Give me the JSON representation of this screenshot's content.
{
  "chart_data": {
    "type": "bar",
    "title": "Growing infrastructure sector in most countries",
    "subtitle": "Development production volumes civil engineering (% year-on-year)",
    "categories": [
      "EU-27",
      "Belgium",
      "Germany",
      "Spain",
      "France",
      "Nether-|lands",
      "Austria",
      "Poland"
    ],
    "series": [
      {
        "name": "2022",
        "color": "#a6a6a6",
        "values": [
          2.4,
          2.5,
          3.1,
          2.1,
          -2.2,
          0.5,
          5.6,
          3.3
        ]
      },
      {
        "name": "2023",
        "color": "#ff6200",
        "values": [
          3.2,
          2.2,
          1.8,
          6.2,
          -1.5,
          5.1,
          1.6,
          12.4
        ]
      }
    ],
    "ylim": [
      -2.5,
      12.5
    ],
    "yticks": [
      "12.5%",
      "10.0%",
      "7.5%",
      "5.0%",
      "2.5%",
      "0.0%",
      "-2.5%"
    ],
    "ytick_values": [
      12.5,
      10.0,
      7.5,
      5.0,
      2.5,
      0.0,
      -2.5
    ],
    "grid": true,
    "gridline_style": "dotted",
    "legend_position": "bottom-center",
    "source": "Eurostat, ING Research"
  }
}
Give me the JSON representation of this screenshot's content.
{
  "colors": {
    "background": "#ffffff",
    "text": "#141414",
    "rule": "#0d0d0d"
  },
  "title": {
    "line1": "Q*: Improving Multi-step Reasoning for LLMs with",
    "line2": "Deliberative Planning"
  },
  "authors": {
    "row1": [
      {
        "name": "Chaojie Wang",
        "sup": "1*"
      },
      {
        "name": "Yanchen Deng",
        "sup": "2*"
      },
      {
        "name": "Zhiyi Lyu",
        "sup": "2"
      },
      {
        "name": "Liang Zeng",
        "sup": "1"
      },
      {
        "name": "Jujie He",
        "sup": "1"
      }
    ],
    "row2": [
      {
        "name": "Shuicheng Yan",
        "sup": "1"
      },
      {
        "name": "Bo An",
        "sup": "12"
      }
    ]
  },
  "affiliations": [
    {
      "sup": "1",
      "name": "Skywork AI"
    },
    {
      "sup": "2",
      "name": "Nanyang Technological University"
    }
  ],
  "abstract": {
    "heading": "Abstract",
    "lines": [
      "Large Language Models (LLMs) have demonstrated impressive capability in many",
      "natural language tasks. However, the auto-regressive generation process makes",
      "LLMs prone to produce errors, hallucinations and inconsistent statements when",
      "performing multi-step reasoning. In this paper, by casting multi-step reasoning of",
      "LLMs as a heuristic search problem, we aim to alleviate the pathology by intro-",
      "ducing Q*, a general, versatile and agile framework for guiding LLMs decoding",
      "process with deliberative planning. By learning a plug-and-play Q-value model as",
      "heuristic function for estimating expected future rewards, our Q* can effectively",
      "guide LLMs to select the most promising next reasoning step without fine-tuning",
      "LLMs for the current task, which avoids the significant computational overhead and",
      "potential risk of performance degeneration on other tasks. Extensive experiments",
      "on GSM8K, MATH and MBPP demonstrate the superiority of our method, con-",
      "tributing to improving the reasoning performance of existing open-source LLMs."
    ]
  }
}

INSTRUCTIONS FOR THE TASK
Retype the material above, line by line, exactly.

FINAL ANSWER
Give me the JSON representation of this screenshot's content.
{
  "chart_data": {
    "type": "bar",
    "title": "Growing infrastructure sector in most countries",
    "subtitle": "Development production volumes civil engineering (% year-on-year)",
    "categories": [
      "EU-27",
      "Belgium",
      "Germany",
      "Spain",
      "France",
      "Nether-|lands",
      "Austria",
      "Poland"
    ],
    "series": [
      {
        "name": "2022",
        "color": "#a6a6a6",
        "values": [
          2.4,
          2.5,
          3.1,
          2.1,
          -2.2,
          0.5,
          5.6,
          3.3
        ]
      },
      {
        "name": "2023",
        "color": "#ff6200",
        "values": [
          3.2,
          2.2,
          1.8,
          6.2,
          -1.5,
          5.1,
          1.6,
          12.4
        ]
      }
    ],
    "ylim": [
      -2.5,
      12.5
    ],
    "yticks": [
      "12.5%",
      "10.0%",
      "7.5%",
      "5.0%",
      "2.5%",
      "0.0%",
      "-2.5%"
    ],
    "ytick_values": [
      12.5,
      10.0,
      7.5,
      5.0,
      2.5,
      0.0,
      -2.5
    ],
    "grid": true,
    "gridline_style": "dotted",
    "legend_position": "bottom-center",
    "source": "Eurostat, ING Research"
  }
}
Give me the JSON representation of this screenshot's content.
{
  "colors": {
    "background": "#ffffff",
    "text": "#141414",
    "rule": "#0d0d0d"
  },
  "title": {
    "line1": "Q*: Improving Multi-step Reasoning for LLMs with",
    "line2": "Deliberative Planning"
  },
  "authors": {
    "row1": [
      {
        "name": "Chaojie Wang",
        "sup": "1*"
      },
      {
        "name": "Yanchen Deng",
        "sup": "2*"
      },
      {
        "name": "Zhiyi Lyu",
        "sup": "2"
      },
      {
        "name": "Liang Zeng",
        "sup": "1"
      },
      {
        "name": "Jujie He",
        "sup": "1"
      }
    ],
    "row2": [
      {
        "name": "Shuicheng Yan",
        "sup": "1"
      },
      {
        "name": "Bo An",
        "sup": "12"
      }
    ]
  },
  "affiliations": [
    {
      "sup": "1",
      "name": "Skywork AI"
    },
    {
      "sup": "2",
      "name": "Nanyang Technological University"
    }
  ],
  "abstract": {
    "heading": "Abstract",
    "lines": [
      "Large Language Models (LLMs) have demonstrated impressive capability in many",
      "natural language tasks. However, the auto-regressive generation process makes",
      "LLMs prone to produce errors, hallucinations and inconsistent statements when",
      "performing multi-step reasoning. In this paper, by casting multi-step reasoning of",
      "LLMs as a heuristic search problem, we aim to alleviate the pathology by intro-",
      "ducing Q*, a general, versatile and agile framework for guiding LLMs decoding",
      "process with deliberative planning. By learning a plug-and-play Q-value model as",
      "heuristic function for estimating expected future rewards, our Q* can effectively",
      "guide LLMs to select the most promising next reasoning step without fine-tuning",
      "LLMs for the current task, which avoids the significant computational overhead and",
      "potential risk of performance degeneration on other tasks. Extensive experiments",
      "on GSM8K, MATH and MBPP demonstrate the superiority of our method, con-",
      "tributing to improving the reasoning performance of existing open-source LLMs."
    ]
  }
}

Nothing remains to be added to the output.